_Written exercise_.
Return every line of the data below that includes the string "Divi".

-------------------------

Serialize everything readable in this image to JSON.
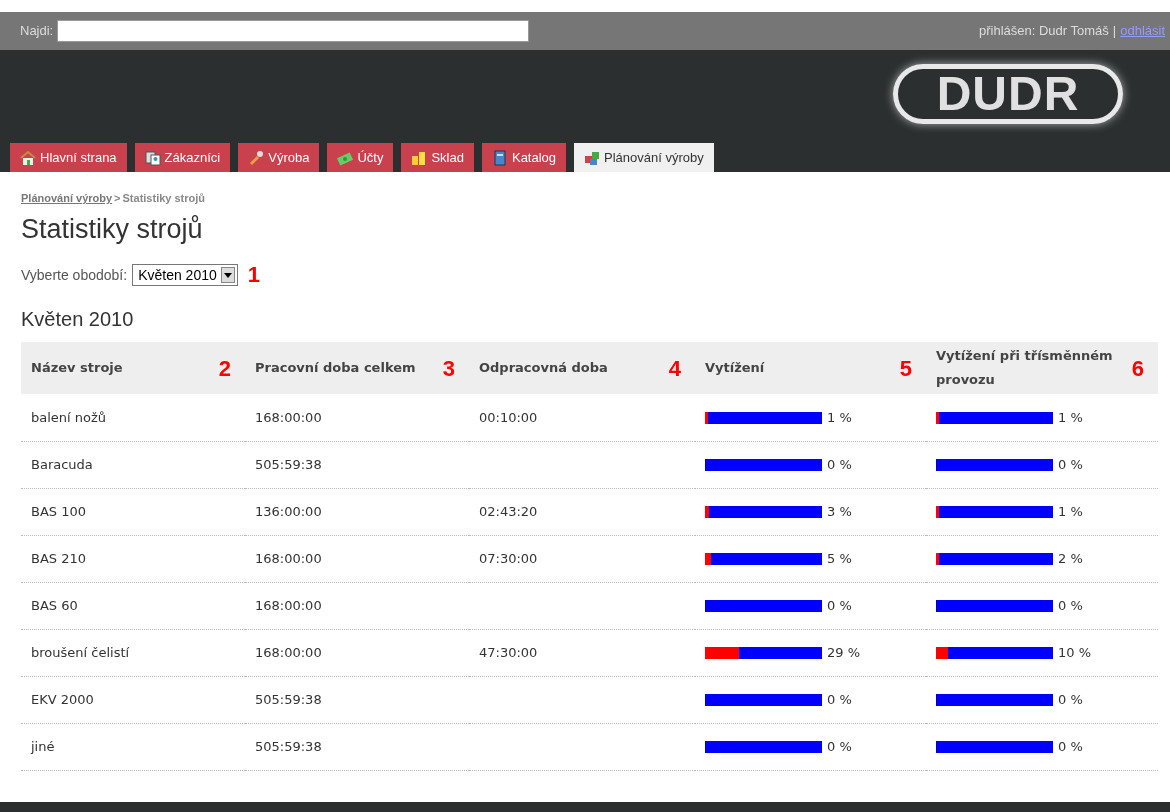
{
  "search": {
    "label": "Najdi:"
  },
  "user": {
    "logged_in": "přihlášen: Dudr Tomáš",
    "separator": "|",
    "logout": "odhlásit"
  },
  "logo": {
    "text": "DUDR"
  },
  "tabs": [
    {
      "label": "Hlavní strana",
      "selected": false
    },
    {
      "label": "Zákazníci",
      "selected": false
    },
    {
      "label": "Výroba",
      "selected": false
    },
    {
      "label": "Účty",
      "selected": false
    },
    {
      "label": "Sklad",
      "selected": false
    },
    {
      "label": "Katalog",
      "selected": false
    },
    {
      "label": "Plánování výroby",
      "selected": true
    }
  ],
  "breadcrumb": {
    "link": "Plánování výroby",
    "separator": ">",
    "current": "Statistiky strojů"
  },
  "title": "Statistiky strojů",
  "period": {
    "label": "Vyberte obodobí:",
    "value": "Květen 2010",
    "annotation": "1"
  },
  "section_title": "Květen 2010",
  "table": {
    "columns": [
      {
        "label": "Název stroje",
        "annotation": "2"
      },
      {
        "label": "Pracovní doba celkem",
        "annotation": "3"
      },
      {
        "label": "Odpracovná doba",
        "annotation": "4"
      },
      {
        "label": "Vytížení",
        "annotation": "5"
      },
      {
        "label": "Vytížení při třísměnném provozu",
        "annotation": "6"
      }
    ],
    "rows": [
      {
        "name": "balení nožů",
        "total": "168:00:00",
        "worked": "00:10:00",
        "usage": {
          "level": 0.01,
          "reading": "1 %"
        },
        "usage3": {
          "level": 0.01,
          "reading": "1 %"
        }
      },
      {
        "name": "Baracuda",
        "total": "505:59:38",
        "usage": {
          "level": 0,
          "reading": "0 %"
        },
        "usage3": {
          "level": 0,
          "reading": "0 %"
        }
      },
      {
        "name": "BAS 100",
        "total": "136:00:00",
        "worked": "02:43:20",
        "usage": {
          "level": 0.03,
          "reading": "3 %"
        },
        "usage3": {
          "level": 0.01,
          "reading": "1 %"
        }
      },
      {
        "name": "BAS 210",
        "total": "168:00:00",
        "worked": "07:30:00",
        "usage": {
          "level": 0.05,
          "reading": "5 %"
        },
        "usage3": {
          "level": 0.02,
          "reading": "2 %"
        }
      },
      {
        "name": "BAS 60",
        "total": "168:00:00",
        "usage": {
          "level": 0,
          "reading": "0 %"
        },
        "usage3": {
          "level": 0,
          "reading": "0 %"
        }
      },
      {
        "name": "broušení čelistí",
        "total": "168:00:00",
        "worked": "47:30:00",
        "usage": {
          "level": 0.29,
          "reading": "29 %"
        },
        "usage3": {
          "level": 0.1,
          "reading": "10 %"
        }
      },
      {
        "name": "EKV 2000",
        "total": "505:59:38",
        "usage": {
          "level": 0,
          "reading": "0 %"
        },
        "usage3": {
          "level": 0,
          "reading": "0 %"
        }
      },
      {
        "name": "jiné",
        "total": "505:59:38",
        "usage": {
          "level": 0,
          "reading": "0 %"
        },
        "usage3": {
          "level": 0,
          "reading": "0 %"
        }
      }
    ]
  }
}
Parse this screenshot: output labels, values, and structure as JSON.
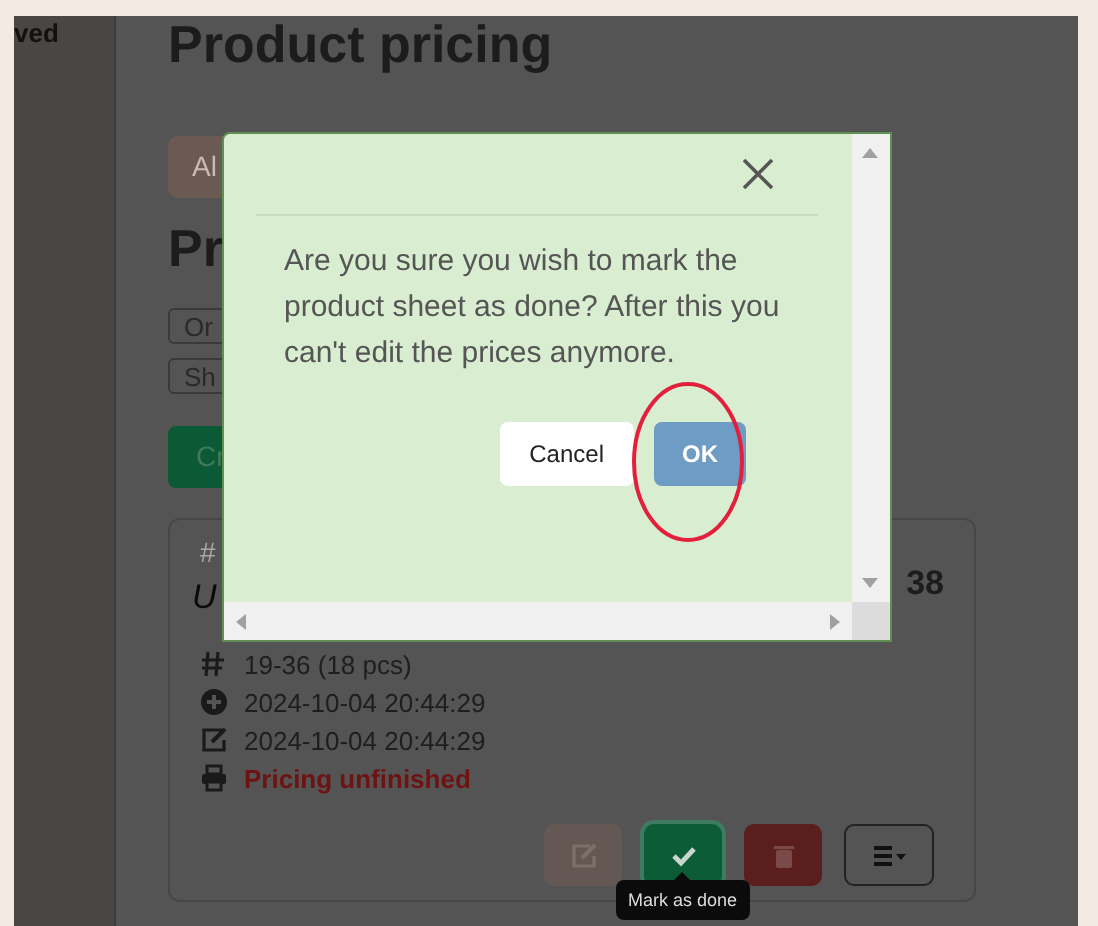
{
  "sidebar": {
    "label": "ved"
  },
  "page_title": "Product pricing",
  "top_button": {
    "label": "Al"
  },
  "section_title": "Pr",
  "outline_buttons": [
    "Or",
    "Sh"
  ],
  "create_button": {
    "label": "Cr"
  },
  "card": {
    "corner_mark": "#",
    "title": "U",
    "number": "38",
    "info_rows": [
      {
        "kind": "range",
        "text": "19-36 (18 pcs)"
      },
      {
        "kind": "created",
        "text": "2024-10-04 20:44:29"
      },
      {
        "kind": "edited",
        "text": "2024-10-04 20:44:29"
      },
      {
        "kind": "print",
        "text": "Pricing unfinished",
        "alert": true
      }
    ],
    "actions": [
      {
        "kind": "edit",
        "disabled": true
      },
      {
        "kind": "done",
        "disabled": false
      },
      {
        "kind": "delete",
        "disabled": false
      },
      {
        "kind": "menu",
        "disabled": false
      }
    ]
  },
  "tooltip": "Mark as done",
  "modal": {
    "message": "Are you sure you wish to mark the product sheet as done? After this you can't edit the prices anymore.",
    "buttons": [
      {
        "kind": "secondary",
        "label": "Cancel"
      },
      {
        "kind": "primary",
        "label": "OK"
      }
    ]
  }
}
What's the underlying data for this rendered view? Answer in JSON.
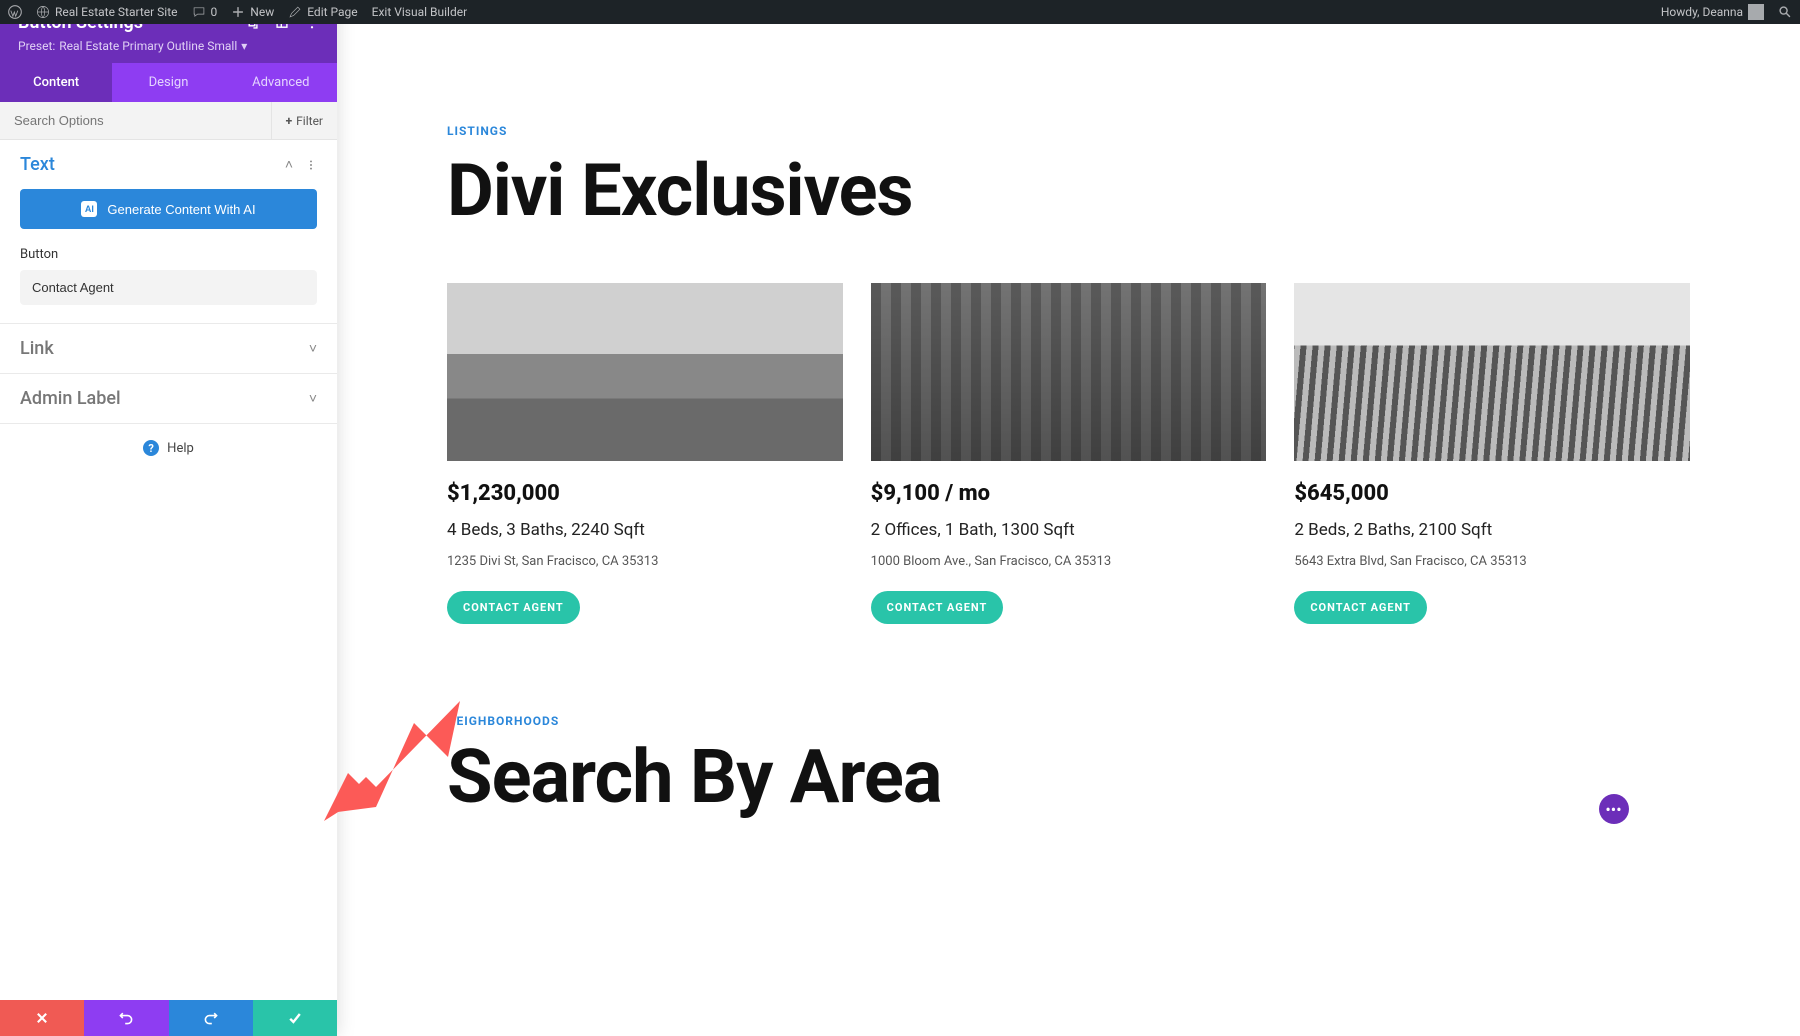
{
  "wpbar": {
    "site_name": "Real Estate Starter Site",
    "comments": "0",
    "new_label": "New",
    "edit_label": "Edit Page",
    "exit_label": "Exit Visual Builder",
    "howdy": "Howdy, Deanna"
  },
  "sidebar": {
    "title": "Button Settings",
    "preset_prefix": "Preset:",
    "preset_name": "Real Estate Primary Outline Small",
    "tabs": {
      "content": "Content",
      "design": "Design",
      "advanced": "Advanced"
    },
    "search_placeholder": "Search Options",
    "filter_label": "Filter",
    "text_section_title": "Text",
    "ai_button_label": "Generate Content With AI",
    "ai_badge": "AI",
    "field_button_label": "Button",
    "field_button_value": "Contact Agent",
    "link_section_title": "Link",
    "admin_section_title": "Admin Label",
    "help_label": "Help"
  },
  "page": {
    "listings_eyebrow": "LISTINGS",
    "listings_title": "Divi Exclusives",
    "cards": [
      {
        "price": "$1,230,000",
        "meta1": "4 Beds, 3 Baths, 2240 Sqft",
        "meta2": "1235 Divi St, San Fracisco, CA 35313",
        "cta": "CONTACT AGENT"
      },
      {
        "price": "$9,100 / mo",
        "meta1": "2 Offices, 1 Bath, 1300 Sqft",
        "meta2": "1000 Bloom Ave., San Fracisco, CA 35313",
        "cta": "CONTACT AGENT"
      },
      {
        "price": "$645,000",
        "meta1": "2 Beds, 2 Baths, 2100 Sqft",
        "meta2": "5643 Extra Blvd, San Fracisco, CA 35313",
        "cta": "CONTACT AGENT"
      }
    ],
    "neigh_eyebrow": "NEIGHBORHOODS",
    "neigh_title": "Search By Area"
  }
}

-------------------------

_Expected output_.
    "listings_title": "Divi Exclusives",
        "meta2": "1235 Divi St, San Fracisco, CA 35313",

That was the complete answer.